§ Aim of the exercise
Go through the lines below and copy each one that holds the string "Output".

(begin)

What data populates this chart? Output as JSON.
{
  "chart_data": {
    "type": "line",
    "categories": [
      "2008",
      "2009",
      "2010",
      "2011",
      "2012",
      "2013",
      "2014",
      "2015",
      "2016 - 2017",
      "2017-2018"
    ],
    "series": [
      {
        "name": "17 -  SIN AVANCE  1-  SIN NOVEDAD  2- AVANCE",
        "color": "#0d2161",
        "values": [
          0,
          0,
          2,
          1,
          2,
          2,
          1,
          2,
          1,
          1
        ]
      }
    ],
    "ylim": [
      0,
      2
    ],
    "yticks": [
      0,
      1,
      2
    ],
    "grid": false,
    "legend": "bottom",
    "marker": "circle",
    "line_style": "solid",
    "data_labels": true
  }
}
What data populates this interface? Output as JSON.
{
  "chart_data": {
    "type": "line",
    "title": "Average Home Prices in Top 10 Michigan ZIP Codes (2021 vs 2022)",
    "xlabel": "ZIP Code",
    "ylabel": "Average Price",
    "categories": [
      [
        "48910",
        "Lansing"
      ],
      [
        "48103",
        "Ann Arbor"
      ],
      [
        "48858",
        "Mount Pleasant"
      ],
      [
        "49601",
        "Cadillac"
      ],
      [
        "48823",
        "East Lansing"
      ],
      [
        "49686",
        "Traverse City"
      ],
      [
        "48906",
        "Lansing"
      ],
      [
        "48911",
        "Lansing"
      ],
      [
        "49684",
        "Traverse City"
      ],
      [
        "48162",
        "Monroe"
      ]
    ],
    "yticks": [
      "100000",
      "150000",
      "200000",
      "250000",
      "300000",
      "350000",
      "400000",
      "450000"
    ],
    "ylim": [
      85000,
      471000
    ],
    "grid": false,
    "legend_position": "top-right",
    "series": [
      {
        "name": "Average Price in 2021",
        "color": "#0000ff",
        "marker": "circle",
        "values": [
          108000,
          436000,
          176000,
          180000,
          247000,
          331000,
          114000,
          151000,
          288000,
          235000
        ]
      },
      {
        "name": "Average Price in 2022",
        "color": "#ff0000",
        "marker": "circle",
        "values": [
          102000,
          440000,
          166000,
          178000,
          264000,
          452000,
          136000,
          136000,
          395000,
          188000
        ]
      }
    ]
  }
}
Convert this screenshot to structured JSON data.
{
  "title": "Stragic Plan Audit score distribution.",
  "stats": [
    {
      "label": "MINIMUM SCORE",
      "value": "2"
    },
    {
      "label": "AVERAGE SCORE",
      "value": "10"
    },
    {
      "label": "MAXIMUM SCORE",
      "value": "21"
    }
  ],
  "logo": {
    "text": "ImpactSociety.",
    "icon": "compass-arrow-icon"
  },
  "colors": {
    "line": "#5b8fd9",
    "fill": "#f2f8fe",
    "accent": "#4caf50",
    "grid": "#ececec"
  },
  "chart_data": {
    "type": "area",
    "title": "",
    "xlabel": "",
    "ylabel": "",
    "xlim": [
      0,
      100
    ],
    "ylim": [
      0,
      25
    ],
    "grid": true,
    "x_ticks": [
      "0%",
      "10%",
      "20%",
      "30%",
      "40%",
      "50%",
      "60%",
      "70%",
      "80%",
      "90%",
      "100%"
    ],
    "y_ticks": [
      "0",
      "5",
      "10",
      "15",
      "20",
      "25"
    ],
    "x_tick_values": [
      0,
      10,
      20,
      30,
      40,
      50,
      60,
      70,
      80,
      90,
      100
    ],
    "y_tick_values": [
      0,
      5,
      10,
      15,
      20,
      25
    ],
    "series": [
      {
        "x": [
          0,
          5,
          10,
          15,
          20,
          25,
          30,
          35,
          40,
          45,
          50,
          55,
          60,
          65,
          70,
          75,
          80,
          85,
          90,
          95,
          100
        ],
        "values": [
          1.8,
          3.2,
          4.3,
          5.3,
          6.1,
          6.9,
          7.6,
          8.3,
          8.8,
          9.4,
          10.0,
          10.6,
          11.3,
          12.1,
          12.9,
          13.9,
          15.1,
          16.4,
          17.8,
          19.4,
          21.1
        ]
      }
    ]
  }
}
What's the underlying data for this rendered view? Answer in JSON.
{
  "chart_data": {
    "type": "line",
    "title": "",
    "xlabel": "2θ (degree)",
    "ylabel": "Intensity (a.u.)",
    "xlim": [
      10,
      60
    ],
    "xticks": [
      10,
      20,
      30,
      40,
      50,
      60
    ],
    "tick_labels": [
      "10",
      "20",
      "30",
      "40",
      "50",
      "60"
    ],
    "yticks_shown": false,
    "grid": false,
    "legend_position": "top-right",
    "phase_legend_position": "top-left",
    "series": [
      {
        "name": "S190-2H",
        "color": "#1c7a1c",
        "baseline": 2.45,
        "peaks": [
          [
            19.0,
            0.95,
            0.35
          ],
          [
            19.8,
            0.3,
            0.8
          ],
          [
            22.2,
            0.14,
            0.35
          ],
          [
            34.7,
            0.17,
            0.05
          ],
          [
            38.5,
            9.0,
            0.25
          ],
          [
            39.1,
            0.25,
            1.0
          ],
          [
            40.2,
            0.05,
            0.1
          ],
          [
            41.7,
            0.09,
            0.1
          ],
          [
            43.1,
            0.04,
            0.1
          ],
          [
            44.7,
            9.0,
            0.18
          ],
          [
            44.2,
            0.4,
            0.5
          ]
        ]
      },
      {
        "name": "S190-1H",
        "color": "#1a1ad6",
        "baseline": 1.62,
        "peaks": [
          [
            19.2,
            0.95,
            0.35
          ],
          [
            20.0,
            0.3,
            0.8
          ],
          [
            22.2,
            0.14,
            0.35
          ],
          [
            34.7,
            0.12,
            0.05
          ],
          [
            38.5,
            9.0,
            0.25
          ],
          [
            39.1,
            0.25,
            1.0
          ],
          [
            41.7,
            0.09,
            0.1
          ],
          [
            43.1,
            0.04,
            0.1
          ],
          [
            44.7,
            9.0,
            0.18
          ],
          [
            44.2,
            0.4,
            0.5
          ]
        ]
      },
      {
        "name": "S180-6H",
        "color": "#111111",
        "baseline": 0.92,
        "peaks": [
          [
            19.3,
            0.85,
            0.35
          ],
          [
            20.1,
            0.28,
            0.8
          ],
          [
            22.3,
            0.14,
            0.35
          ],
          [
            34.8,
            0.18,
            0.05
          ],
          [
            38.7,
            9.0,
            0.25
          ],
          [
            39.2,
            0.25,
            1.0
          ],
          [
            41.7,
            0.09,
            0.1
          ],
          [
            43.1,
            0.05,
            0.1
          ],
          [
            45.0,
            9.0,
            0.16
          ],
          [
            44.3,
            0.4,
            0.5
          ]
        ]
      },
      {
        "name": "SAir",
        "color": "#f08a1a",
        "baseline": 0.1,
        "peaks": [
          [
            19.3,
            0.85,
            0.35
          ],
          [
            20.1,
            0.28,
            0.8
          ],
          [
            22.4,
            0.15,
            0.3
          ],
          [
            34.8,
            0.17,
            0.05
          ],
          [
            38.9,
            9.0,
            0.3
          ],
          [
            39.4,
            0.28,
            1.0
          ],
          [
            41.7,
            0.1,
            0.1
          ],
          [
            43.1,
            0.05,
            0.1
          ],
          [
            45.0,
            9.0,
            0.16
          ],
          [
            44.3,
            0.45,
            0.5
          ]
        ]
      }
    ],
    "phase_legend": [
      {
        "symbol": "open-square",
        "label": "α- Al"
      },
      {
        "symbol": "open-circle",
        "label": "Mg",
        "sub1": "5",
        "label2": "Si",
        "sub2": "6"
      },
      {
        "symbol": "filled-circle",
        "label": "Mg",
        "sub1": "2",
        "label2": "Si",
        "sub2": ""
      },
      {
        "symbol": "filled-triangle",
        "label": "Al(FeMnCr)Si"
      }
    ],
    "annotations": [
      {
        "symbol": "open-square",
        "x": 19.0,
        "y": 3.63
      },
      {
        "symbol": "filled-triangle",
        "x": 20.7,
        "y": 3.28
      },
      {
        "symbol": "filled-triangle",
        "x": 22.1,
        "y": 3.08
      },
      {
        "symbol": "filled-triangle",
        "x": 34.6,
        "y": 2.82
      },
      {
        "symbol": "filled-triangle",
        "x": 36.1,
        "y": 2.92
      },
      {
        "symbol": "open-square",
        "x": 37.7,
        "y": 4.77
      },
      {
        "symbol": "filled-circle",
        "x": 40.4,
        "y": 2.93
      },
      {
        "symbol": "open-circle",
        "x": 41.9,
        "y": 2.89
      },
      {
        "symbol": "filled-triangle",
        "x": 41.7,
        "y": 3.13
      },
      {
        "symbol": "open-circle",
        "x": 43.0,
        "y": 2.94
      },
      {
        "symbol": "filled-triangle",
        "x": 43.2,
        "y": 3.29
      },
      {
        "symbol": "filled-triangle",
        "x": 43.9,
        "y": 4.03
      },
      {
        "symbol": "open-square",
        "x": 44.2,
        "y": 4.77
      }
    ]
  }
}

(end)

§ Exercise result
What data populates this chart? Output as JSON.
What data populates this interface? Output as JSON.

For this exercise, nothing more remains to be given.